*Instructions for the task*
Search the material for the word "very" and report each line where it turns up.

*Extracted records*
++++++++++++++++++++

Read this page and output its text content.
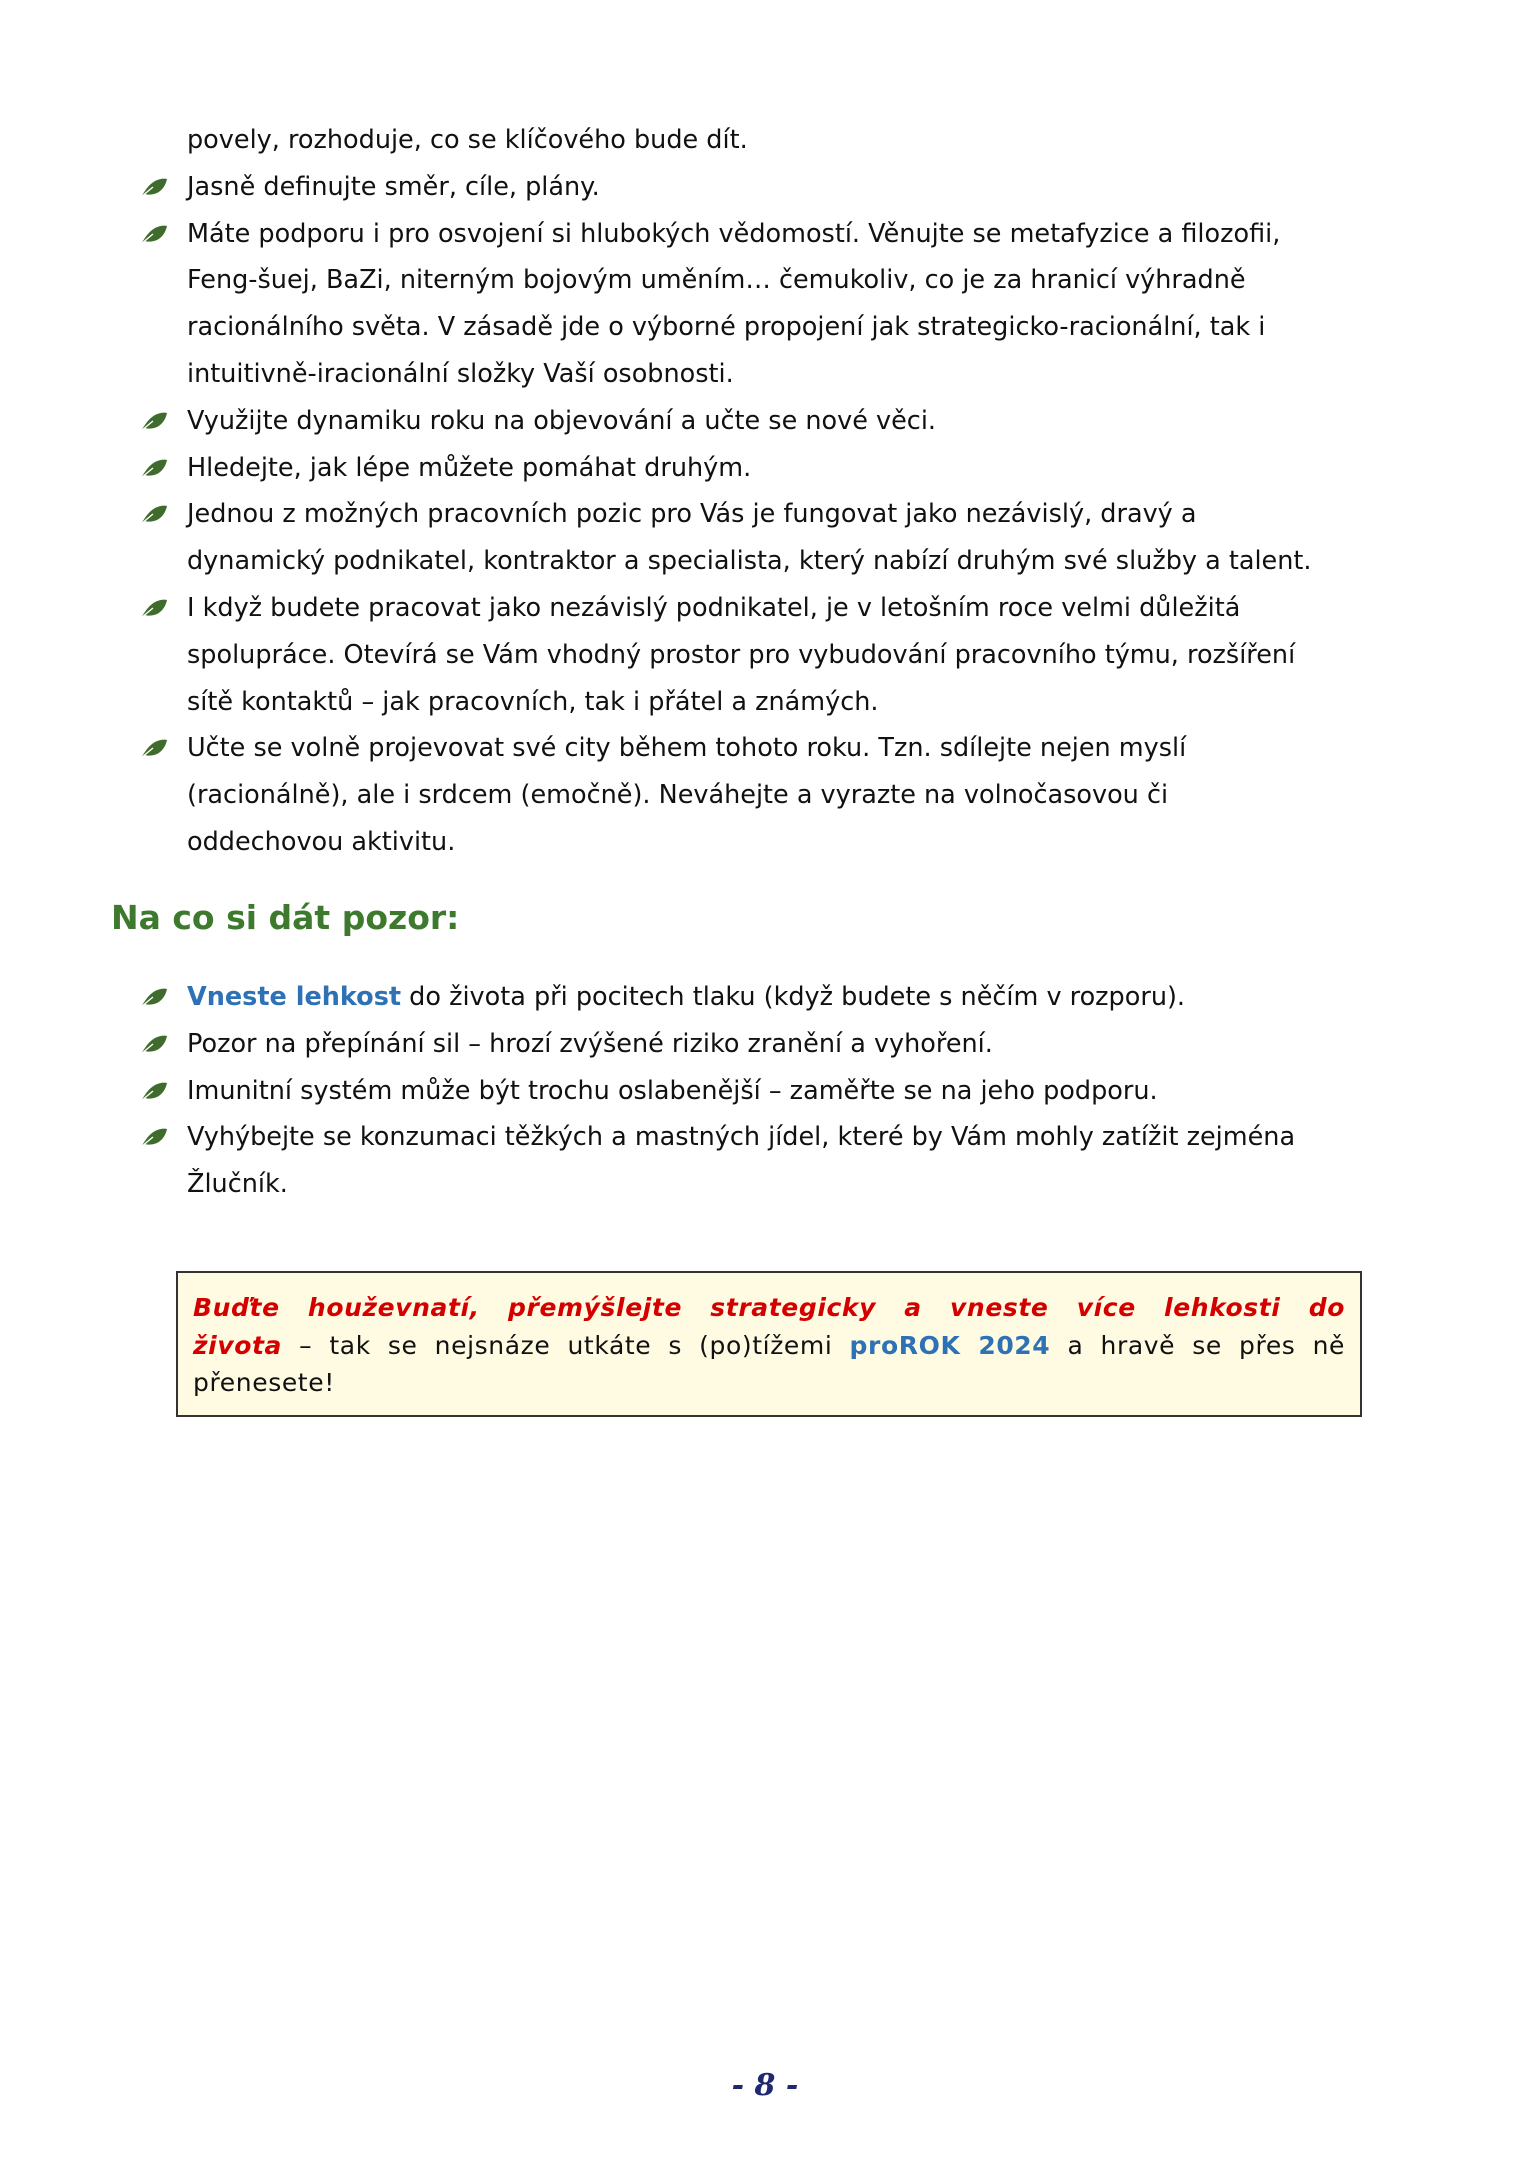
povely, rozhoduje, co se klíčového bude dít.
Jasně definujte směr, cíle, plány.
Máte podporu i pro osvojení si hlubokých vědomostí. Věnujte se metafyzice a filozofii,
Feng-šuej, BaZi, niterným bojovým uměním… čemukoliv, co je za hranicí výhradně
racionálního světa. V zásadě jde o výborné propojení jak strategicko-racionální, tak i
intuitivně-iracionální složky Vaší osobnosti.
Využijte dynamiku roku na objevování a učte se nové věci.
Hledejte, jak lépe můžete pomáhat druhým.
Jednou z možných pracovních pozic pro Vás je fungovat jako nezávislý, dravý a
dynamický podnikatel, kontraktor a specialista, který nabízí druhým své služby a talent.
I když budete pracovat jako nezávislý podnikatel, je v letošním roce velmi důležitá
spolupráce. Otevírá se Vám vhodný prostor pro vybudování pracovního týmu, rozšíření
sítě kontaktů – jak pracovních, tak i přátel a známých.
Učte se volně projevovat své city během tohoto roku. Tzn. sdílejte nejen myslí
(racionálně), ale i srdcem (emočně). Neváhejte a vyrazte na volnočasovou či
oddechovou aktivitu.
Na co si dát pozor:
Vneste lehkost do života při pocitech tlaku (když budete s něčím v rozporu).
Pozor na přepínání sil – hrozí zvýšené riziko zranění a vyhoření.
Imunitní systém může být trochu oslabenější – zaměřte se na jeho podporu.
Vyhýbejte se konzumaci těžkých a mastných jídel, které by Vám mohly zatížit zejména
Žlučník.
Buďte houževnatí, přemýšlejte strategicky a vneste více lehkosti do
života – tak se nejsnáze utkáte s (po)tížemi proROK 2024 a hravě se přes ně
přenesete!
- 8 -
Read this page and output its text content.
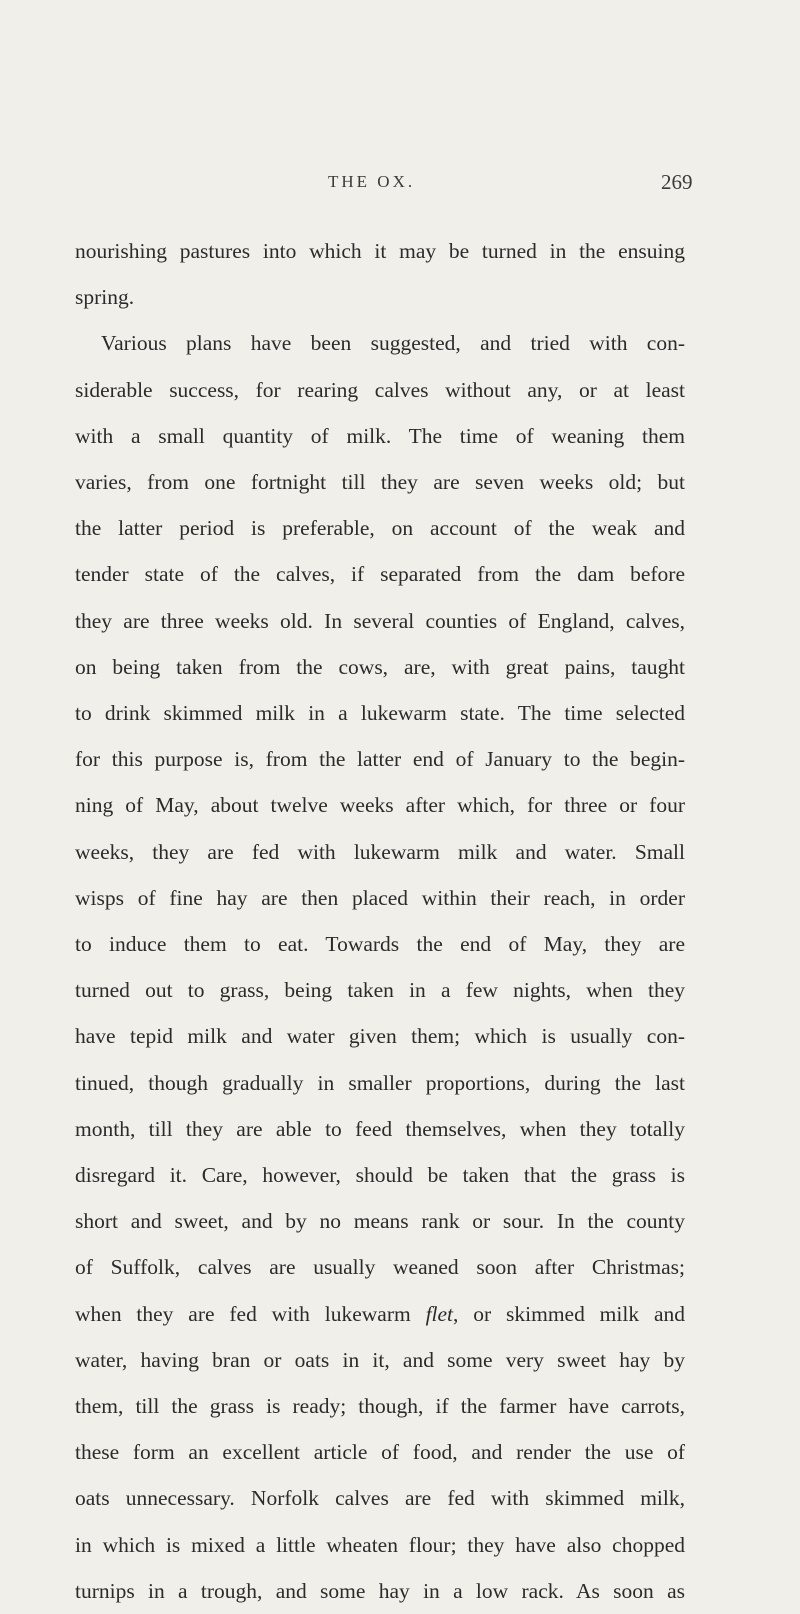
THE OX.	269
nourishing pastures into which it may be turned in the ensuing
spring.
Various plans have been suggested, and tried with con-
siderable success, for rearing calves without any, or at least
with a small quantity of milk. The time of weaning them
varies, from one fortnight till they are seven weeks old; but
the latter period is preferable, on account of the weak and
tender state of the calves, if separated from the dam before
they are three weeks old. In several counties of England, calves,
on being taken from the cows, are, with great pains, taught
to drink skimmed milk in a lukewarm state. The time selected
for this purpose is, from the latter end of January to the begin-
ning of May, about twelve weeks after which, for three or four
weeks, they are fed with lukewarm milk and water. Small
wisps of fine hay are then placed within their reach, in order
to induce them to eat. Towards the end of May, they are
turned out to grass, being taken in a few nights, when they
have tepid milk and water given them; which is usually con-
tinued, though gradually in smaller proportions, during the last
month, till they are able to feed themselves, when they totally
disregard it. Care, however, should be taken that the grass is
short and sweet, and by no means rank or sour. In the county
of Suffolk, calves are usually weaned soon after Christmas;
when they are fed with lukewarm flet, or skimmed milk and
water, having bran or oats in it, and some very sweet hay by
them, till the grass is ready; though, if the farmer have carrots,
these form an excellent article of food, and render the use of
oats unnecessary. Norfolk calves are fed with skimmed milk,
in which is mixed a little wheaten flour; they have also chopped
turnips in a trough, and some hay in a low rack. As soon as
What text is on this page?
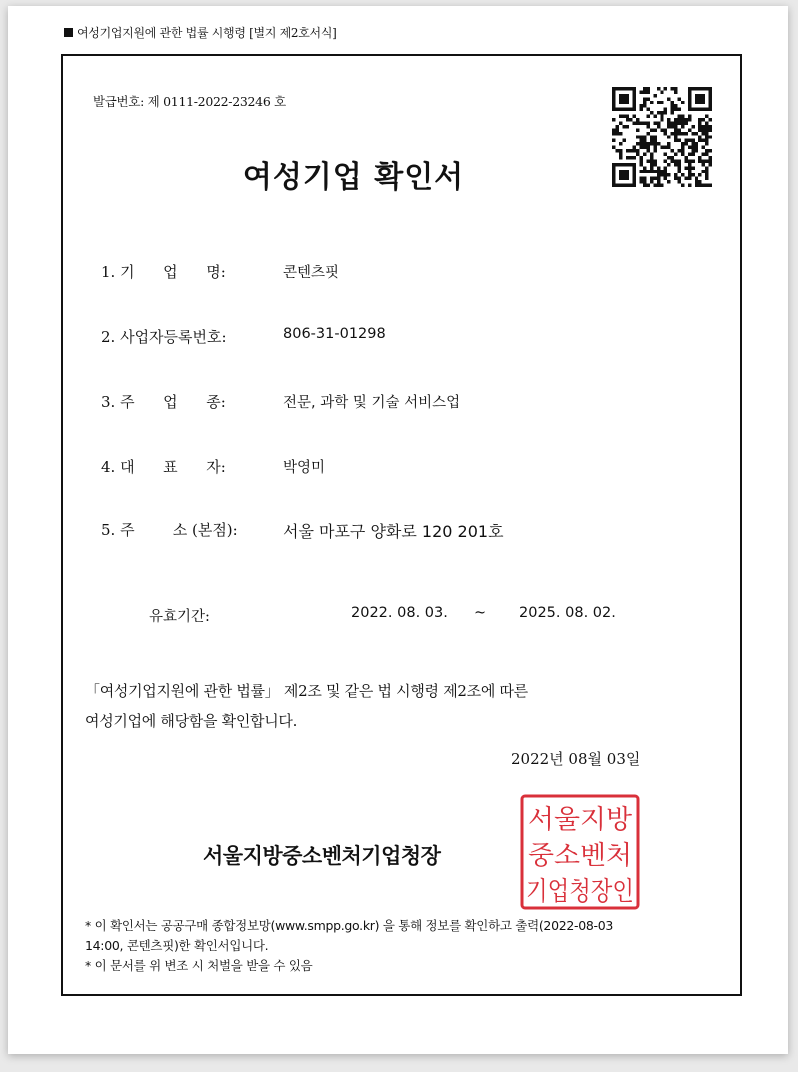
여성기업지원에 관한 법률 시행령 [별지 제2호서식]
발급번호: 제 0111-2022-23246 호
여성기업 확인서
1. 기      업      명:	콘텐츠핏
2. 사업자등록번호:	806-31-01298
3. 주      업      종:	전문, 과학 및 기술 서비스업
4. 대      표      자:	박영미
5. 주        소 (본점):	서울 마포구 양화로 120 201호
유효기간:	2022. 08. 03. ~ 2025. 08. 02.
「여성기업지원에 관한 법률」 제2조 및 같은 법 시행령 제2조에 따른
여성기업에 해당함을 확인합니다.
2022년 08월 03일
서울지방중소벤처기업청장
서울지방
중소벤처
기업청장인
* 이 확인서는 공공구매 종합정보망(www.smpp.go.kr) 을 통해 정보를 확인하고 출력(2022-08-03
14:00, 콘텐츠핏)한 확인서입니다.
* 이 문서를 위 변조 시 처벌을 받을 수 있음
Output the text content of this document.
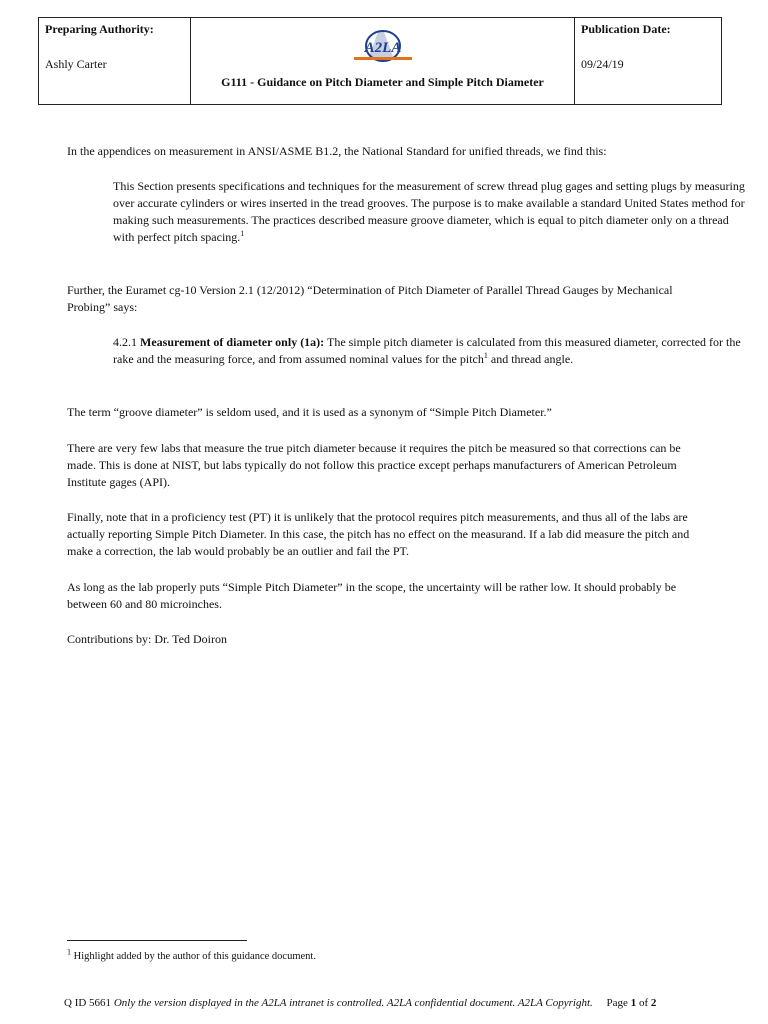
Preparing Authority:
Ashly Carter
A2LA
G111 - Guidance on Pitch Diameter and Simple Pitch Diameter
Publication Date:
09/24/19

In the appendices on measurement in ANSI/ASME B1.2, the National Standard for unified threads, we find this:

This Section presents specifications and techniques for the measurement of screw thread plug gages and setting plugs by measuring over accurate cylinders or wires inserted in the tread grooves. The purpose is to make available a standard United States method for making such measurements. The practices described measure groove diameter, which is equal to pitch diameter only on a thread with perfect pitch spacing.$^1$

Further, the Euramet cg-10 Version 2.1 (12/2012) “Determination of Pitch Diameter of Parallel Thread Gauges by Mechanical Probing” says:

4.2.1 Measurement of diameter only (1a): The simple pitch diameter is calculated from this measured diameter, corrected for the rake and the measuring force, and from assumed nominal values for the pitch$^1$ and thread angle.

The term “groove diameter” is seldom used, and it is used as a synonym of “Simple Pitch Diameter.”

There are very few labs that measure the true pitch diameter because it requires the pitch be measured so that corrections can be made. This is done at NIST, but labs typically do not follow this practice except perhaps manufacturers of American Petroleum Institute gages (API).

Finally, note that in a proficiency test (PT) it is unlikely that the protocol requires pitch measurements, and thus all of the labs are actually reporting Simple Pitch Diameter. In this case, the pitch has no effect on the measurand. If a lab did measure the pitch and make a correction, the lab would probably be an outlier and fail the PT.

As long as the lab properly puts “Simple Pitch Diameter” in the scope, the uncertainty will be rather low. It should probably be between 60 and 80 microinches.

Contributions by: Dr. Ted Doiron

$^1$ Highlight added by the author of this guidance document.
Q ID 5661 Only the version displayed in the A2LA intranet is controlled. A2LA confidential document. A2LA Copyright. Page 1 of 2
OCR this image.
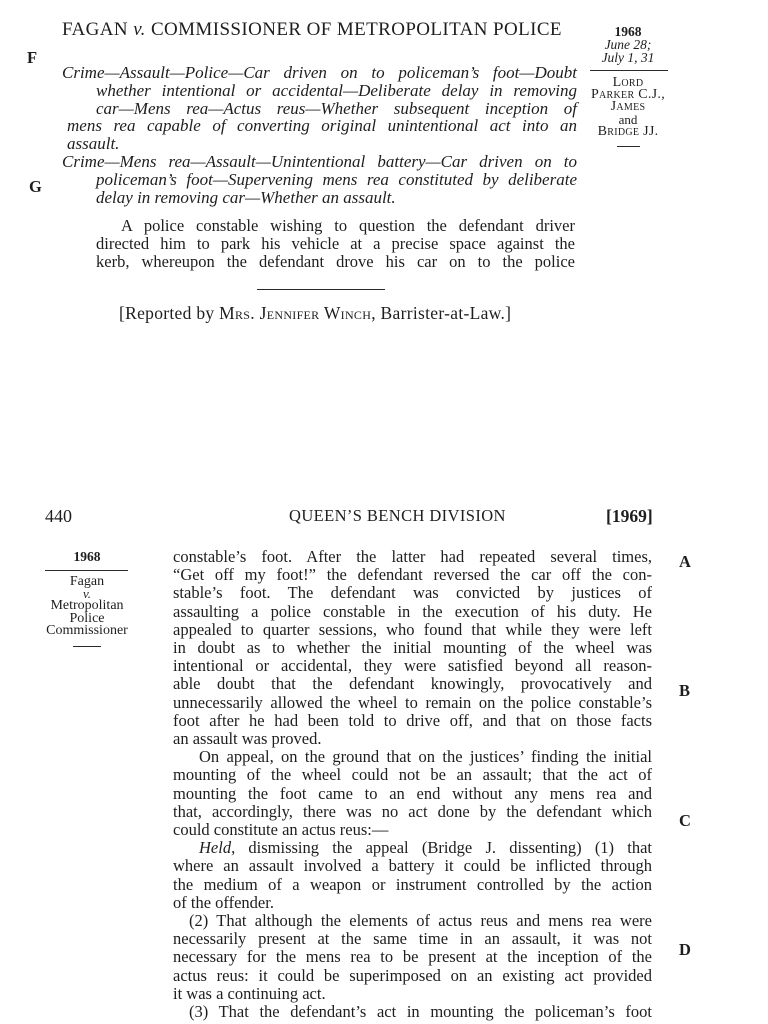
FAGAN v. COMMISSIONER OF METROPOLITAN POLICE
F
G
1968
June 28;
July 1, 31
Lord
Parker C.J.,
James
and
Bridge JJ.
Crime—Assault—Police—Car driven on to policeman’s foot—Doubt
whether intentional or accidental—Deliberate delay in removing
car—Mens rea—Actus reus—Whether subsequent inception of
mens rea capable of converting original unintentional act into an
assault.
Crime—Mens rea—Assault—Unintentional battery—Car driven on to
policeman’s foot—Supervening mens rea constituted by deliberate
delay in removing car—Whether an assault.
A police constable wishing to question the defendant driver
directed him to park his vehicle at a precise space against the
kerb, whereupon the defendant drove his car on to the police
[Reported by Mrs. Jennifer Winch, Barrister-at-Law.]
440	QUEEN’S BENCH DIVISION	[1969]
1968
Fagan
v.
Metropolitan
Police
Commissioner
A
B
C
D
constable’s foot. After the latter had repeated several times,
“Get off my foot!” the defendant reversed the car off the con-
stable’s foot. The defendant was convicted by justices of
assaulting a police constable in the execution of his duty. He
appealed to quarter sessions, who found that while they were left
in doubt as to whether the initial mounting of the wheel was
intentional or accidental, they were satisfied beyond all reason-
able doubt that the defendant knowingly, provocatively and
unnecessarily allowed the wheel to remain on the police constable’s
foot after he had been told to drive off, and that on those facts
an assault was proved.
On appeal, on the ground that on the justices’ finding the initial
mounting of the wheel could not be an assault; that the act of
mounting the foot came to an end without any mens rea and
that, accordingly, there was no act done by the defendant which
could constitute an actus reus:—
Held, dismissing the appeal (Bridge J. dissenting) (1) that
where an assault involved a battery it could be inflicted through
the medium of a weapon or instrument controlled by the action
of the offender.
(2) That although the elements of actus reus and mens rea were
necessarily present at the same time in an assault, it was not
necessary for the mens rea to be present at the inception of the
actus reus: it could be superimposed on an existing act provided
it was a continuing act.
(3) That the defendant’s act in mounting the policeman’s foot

++++++++++++++++++++

*Result below*
water, having bran or oats in it, and some very sweet hay by
There are very few labs that measure the true pitch diameter because it requires the pitch be measured so that corrections can be made. This is done at NIST, but labs typically do not follow this practice except perhaps manufacturers of American Petroleum Institute gages (API).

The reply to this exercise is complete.